Your goal: Select the lines below containing the word "years".

Material supplied:
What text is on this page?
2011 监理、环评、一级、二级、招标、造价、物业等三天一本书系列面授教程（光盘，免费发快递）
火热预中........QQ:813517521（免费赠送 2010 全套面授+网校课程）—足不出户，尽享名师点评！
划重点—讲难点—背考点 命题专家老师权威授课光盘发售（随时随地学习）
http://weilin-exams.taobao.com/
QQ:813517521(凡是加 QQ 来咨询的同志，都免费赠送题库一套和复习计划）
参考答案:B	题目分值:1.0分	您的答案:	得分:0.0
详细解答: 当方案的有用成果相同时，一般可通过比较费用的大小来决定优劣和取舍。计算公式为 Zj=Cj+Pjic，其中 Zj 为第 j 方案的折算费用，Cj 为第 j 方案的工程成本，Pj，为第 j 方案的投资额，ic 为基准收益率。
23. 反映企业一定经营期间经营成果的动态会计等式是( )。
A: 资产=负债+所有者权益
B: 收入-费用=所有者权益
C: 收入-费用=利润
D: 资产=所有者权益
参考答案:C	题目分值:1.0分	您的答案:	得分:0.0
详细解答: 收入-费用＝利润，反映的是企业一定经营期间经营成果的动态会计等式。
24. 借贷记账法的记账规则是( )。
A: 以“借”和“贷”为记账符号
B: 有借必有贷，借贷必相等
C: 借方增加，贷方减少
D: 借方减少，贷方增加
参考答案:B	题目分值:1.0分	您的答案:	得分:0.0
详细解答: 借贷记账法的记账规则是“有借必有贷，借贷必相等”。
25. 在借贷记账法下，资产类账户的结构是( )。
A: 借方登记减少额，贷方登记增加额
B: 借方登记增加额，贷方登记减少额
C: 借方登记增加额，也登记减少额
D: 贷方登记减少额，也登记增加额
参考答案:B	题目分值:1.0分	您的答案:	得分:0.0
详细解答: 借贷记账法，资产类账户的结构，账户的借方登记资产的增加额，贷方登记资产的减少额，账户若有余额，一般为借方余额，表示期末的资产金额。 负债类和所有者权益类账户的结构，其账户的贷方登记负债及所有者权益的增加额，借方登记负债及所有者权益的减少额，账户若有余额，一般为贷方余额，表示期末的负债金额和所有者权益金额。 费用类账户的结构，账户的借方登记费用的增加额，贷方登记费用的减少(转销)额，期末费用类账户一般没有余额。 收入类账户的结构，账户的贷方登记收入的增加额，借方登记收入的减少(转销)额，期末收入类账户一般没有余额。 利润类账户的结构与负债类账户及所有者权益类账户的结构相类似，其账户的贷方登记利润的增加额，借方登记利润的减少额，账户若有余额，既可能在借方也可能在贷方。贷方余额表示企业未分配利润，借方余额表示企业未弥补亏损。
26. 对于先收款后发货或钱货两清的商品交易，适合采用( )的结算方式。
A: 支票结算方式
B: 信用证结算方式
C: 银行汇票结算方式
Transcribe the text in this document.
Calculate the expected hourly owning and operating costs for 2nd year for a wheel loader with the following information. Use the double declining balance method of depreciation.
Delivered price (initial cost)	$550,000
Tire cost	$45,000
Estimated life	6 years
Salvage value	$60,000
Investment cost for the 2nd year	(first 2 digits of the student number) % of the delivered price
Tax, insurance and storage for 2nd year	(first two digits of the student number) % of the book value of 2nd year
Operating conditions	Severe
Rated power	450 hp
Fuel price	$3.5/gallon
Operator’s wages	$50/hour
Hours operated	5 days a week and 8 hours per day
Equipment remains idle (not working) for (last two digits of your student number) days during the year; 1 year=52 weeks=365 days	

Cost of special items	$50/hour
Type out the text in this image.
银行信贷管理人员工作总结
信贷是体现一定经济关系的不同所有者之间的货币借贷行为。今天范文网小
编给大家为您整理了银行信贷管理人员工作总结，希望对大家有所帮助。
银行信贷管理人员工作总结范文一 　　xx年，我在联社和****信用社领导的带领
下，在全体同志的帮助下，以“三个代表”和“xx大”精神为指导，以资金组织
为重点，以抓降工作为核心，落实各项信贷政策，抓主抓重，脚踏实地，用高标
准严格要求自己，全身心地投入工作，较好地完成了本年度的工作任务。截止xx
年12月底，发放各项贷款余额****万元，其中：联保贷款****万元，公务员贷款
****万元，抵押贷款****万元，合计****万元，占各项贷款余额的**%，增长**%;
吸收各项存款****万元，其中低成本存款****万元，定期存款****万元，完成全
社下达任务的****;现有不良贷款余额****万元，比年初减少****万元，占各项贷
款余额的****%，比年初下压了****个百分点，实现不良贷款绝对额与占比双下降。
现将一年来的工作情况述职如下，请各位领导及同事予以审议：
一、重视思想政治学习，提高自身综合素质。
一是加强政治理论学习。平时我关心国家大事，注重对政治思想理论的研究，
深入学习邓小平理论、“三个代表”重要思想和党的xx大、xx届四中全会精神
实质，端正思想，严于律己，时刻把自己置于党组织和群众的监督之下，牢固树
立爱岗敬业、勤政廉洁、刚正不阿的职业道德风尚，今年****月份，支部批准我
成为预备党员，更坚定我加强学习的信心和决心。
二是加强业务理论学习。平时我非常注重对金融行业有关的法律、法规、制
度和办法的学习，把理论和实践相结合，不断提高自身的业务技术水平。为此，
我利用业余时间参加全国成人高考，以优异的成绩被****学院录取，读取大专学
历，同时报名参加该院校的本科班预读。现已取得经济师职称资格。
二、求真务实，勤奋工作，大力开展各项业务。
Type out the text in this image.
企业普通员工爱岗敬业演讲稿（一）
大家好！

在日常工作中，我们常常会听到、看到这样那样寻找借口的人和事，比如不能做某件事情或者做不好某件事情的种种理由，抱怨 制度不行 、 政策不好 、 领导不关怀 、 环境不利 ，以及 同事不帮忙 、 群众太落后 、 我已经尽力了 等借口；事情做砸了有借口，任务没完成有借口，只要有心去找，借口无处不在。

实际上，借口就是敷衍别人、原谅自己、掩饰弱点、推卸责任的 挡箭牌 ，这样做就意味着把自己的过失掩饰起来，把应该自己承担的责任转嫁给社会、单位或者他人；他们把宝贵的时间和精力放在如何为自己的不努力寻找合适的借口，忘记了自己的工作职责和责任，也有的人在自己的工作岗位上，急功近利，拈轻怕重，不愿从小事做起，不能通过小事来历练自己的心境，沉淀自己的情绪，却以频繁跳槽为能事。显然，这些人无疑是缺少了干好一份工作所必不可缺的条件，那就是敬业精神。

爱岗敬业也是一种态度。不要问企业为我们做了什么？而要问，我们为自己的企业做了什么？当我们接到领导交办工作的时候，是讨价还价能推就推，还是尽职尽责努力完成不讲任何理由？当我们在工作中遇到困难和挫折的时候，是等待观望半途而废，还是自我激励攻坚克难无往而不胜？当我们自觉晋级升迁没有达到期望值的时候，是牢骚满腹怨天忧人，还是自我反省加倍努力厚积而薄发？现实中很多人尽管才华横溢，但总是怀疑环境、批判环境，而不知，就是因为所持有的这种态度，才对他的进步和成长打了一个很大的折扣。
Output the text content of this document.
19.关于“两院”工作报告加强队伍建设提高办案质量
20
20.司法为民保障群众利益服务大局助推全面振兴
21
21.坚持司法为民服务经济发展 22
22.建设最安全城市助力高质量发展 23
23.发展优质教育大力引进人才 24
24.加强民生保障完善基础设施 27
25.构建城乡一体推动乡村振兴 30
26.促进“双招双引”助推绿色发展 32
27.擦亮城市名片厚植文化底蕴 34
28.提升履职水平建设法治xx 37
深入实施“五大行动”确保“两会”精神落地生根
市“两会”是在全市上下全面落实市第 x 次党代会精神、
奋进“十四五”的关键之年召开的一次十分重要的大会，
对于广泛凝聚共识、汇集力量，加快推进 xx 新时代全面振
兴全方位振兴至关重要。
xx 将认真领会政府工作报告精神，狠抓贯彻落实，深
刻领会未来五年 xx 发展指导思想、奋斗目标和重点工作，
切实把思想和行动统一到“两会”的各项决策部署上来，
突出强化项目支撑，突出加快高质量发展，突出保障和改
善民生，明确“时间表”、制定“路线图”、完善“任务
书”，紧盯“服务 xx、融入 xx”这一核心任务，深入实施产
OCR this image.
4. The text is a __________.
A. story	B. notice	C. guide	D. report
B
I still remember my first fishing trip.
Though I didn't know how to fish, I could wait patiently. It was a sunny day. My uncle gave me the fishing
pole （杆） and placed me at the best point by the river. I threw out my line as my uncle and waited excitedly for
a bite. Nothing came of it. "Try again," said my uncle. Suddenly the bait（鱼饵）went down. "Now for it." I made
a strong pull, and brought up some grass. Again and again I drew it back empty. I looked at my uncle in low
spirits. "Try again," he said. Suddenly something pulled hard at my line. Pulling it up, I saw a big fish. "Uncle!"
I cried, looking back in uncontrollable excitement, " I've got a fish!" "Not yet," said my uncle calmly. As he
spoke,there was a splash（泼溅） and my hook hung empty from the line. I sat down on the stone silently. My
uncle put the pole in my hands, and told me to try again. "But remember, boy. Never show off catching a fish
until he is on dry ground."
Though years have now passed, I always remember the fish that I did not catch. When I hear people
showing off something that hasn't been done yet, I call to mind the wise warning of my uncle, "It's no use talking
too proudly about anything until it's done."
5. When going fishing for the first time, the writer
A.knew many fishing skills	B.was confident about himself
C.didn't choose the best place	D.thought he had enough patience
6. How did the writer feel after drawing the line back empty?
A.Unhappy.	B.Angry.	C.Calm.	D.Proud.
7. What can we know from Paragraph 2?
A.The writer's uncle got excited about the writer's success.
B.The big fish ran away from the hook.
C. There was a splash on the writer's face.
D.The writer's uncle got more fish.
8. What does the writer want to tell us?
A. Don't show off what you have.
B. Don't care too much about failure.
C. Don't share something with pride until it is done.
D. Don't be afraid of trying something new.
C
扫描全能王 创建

Solution for this problem:
Estimated life	6 years
Though years have now passed, I always remember the fish that I did not catch. When I hear people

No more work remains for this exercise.